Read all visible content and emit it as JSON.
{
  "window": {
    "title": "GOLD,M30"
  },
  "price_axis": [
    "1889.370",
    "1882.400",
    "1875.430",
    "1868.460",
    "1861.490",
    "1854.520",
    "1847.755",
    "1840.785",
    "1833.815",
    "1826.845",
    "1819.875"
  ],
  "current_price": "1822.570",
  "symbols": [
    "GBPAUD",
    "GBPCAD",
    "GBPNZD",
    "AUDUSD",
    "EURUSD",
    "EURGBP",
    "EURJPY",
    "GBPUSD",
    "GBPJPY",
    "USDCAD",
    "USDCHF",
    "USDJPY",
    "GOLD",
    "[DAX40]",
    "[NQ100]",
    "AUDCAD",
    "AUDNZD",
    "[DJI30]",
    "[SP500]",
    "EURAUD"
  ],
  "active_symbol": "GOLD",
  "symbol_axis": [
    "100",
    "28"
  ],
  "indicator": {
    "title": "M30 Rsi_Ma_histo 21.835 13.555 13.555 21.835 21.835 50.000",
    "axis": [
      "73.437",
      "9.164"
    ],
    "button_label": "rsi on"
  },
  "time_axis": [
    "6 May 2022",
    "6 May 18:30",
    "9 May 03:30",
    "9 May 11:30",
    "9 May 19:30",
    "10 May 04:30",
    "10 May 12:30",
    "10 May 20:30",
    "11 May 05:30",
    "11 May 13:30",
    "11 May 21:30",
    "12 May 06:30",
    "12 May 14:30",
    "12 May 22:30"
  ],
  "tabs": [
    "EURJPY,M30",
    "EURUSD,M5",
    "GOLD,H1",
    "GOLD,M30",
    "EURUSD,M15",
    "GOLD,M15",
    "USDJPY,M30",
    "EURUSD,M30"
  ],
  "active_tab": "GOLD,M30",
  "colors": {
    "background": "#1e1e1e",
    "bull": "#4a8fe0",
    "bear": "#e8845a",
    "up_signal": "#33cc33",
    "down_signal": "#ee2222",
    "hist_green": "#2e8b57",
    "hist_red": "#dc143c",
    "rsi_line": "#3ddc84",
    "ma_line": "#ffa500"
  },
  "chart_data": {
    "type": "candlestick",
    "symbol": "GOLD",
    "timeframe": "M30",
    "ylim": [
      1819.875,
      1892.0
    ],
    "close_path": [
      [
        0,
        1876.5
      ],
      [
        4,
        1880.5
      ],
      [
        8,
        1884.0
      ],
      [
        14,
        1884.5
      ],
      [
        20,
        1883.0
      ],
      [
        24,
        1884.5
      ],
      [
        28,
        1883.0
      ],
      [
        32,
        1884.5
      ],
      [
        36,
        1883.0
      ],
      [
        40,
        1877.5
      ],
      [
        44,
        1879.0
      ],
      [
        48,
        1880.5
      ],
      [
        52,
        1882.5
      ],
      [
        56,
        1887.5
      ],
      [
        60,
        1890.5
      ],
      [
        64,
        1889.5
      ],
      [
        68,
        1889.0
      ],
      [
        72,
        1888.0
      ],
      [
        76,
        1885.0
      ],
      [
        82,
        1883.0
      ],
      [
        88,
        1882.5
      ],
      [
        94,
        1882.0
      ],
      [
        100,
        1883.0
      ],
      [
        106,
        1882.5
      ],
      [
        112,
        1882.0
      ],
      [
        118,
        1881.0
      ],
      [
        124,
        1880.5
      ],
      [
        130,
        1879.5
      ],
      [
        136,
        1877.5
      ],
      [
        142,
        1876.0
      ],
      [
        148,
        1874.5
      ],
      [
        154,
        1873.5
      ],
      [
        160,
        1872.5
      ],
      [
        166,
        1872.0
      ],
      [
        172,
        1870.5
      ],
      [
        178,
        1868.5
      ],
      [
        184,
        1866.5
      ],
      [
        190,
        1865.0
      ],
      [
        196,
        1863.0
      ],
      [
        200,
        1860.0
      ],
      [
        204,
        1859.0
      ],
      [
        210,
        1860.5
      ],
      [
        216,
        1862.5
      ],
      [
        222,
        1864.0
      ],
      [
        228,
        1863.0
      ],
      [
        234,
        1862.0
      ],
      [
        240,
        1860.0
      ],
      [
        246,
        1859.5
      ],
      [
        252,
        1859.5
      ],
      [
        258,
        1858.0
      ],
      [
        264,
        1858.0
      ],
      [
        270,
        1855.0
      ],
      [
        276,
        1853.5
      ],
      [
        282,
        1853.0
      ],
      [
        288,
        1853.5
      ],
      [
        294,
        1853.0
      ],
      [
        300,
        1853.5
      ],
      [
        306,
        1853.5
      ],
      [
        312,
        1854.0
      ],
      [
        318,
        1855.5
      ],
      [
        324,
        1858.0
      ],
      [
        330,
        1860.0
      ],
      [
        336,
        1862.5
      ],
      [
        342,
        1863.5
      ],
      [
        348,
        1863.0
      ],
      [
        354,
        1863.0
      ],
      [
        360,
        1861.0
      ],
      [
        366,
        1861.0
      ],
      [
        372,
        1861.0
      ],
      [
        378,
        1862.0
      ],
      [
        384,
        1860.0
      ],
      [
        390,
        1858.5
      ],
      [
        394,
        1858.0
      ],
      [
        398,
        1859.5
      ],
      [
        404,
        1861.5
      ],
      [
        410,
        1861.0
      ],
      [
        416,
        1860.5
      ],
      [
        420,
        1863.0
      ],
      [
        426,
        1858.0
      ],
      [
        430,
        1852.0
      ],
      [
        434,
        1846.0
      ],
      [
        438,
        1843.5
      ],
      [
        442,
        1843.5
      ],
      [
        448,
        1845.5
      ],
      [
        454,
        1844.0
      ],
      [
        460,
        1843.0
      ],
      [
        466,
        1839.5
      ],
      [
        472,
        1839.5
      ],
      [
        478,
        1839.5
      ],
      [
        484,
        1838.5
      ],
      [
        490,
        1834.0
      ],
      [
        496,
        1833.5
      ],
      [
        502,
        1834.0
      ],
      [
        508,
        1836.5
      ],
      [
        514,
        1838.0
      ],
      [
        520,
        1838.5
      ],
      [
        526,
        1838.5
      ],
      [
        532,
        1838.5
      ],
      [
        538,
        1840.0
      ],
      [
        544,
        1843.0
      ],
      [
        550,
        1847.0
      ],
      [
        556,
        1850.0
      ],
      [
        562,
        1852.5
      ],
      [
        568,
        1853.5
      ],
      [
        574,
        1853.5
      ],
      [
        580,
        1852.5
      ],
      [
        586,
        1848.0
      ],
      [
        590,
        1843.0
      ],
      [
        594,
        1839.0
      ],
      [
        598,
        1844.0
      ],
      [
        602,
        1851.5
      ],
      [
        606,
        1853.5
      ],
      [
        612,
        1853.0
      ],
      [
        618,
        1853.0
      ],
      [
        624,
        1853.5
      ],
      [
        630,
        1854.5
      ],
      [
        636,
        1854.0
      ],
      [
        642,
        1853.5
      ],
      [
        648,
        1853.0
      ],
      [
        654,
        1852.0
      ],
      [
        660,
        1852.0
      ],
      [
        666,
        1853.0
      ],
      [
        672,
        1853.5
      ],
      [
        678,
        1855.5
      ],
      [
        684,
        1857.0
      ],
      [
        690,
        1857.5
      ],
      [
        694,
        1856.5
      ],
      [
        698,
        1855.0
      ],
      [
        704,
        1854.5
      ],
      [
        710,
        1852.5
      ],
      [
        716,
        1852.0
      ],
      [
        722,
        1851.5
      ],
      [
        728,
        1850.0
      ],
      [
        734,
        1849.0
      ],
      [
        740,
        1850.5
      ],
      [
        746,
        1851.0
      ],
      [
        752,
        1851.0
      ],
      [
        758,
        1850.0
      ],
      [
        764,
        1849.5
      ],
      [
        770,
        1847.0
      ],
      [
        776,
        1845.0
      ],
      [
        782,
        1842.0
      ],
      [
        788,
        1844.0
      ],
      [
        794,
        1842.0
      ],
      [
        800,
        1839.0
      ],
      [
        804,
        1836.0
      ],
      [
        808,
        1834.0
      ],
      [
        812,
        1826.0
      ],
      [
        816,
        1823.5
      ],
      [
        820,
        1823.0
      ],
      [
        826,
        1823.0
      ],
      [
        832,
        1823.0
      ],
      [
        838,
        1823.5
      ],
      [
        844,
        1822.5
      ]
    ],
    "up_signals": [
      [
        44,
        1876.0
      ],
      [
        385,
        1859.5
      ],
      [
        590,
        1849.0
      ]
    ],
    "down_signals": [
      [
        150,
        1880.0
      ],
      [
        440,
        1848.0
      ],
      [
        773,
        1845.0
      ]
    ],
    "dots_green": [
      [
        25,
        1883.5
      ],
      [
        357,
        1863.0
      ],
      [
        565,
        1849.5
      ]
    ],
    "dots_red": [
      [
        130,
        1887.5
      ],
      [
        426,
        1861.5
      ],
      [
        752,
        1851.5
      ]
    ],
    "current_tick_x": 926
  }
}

------------------------------------------------

## [Task to complete]
How many of the lines above include the word "title"? Respond with the number alone.

## [Solution to the exercise]
2